(Dataset items)

........

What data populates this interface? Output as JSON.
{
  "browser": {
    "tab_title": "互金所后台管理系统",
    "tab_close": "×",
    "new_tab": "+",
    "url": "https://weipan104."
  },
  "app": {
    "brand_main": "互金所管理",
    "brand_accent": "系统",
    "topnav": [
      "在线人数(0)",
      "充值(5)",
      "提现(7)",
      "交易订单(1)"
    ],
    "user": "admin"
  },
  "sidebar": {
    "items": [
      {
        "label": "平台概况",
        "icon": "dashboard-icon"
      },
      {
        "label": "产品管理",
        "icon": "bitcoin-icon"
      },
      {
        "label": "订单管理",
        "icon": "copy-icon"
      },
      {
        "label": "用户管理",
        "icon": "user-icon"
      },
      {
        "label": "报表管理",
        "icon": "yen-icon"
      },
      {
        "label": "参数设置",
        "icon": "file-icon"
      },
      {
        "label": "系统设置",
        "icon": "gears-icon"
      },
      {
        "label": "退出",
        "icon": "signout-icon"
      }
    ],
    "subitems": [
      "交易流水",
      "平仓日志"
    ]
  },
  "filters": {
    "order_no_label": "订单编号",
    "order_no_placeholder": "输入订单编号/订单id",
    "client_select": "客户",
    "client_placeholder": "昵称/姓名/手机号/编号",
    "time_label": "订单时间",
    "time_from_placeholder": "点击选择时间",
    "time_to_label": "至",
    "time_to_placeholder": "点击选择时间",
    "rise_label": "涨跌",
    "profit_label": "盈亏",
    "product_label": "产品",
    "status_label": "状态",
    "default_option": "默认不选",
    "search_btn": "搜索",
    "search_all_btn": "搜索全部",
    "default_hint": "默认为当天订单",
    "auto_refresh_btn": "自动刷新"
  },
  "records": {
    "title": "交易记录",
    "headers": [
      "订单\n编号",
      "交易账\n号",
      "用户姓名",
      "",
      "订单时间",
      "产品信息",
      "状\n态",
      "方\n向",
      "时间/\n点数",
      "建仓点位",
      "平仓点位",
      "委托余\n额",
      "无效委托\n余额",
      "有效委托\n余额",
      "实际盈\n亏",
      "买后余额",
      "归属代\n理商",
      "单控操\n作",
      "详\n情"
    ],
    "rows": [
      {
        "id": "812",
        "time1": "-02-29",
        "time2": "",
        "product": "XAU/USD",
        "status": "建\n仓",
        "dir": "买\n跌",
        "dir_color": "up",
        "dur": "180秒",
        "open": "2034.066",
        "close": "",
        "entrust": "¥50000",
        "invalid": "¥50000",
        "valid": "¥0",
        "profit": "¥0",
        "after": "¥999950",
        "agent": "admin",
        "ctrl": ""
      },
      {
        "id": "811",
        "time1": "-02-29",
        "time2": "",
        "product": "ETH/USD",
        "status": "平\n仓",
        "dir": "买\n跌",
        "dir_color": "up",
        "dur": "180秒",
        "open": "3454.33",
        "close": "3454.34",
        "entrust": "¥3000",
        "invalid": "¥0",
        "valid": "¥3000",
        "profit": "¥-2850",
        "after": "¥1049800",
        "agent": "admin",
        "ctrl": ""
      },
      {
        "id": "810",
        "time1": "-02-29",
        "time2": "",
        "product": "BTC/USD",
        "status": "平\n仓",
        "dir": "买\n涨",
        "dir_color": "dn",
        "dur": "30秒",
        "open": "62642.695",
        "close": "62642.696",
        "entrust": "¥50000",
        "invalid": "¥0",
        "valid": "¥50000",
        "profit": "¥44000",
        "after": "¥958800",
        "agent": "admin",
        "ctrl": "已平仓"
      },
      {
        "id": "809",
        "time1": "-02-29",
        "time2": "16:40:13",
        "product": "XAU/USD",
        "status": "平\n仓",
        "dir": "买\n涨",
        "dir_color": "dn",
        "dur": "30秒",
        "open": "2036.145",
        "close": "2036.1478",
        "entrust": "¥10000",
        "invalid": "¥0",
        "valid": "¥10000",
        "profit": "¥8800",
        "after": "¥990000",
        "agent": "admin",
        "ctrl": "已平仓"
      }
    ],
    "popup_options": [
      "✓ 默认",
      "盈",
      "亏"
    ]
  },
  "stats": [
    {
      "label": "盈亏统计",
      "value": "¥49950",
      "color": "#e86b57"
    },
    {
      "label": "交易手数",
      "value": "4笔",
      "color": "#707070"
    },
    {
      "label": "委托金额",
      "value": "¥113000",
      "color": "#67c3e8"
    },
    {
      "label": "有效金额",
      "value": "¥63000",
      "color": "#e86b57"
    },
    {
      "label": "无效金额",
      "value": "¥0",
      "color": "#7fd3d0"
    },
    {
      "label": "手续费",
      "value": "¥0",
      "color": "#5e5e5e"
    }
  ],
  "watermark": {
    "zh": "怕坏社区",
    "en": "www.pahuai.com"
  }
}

........

▶ [Stated exercise] Work through the records above line by line and count those that hold the string "open". Give only the result.

▶ [Answer to this task] 4